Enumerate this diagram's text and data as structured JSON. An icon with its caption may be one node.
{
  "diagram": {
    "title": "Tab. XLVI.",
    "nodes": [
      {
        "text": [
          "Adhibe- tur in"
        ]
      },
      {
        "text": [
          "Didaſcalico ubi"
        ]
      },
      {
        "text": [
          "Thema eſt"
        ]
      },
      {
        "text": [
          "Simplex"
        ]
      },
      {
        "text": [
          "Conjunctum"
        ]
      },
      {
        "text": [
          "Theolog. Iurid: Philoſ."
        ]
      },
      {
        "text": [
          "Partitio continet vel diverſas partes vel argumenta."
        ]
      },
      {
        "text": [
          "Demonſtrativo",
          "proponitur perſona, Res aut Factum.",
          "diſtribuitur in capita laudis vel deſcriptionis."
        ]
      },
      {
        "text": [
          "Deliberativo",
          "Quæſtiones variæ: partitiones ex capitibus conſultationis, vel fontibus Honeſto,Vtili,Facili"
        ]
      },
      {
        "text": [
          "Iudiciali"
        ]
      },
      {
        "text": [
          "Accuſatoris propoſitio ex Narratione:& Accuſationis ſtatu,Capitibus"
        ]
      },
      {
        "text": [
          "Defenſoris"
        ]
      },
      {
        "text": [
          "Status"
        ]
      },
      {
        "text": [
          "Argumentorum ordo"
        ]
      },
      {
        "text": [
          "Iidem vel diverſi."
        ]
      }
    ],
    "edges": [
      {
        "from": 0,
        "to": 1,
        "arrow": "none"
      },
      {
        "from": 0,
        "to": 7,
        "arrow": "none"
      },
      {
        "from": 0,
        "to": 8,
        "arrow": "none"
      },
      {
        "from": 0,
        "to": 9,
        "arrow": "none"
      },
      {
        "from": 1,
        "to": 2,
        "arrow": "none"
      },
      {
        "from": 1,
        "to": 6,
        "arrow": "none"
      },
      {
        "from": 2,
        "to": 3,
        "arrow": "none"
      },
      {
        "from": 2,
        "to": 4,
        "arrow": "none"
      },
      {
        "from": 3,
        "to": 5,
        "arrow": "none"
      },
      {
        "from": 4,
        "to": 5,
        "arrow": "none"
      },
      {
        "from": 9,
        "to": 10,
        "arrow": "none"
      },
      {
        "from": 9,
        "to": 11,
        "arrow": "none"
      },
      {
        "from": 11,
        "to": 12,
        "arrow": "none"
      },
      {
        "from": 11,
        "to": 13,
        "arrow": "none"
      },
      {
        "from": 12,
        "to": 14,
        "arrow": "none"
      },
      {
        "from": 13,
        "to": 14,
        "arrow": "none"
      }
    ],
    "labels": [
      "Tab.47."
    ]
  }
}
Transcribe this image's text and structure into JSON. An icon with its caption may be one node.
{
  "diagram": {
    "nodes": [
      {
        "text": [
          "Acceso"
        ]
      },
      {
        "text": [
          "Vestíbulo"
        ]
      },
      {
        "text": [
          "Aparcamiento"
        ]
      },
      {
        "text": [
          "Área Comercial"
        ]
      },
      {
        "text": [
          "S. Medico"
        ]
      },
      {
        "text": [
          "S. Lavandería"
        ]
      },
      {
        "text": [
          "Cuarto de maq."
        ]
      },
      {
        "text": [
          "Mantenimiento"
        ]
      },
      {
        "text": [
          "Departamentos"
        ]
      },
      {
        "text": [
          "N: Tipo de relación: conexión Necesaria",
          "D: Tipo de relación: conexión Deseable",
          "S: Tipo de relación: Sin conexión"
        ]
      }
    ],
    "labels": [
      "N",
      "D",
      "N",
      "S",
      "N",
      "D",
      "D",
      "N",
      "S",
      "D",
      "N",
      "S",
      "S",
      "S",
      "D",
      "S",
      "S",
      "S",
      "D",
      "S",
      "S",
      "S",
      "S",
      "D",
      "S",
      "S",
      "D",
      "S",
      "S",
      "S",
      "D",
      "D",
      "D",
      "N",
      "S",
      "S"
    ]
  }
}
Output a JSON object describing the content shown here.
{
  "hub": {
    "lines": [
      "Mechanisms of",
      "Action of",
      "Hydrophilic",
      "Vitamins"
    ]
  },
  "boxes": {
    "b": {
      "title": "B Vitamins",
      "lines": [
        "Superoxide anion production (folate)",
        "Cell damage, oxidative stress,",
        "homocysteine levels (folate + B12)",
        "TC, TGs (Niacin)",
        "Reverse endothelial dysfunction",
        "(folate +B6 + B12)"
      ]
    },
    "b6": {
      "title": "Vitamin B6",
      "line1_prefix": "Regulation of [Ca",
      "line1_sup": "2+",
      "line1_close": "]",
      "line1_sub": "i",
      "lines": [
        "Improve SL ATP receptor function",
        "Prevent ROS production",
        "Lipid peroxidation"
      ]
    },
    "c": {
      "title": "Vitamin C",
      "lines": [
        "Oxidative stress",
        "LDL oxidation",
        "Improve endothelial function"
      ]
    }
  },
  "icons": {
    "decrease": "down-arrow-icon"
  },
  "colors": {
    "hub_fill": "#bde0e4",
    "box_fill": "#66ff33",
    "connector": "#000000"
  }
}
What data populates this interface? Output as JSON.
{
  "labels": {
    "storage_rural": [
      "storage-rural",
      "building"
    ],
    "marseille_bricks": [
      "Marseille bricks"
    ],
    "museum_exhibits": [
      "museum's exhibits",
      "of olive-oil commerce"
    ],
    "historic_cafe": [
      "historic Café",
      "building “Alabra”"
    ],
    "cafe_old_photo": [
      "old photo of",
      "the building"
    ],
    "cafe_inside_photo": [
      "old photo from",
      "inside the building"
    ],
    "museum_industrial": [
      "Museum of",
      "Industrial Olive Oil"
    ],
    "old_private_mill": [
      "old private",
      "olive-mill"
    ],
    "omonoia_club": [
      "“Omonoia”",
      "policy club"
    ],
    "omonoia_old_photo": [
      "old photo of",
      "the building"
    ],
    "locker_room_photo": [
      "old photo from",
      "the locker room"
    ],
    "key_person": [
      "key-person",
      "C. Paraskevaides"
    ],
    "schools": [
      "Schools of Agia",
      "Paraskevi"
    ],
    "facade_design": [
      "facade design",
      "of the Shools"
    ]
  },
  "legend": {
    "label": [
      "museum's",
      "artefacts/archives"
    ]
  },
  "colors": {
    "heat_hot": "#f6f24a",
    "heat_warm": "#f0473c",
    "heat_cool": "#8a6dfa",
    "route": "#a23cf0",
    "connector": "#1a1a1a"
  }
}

________________________

### To be done
Give back the lines of the listing from the one with "What data populates" through the end, both included, exactly as written and with nothing added.

### Output for this task
What data populates this interface? Output as JSON.
{
  "labels": {
    "storage_rural": [
      "storage-rural",
      "building"
    ],
    "marseille_bricks": [
      "Marseille bricks"
    ],
    "museum_exhibits": [
      "museum's exhibits",
      "of olive-oil commerce"
    ],
    "historic_cafe": [
      "historic Café",
      "building “Alabra”"
    ],
    "cafe_old_photo": [
      "old photo of",
      "the building"
    ],
    "cafe_inside_photo": [
      "old photo from",
      "inside the building"
    ],
    "museum_industrial": [
      "Museum of",
      "Industrial Olive Oil"
    ],
    "old_private_mill": [
      "old private",
      "olive-mill"
    ],
    "omonoia_club": [
      "“Omonoia”",
      "policy club"
    ],
    "omonoia_old_photo": [
      "old photo of",
      "the building"
    ],
    "locker_room_photo": [
      "old photo from",
      "the locker room"
    ],
    "key_person": [
      "key-person",
      "C. Paraskevaides"
    ],
    "schools": [
      "Schools of Agia",
      "Paraskevi"
    ],
    "facade_design": [
      "facade design",
      "of the Shools"
    ]
  },
  "legend": {
    "label": [
      "museum's",
      "artefacts/archives"
    ]
  },
  "colors": {
    "heat_hot": "#f6f24a",
    "heat_warm": "#f0473c",
    "heat_cool": "#8a6dfa",
    "route": "#a23cf0",
    "connector": "#1a1a1a"
  }
}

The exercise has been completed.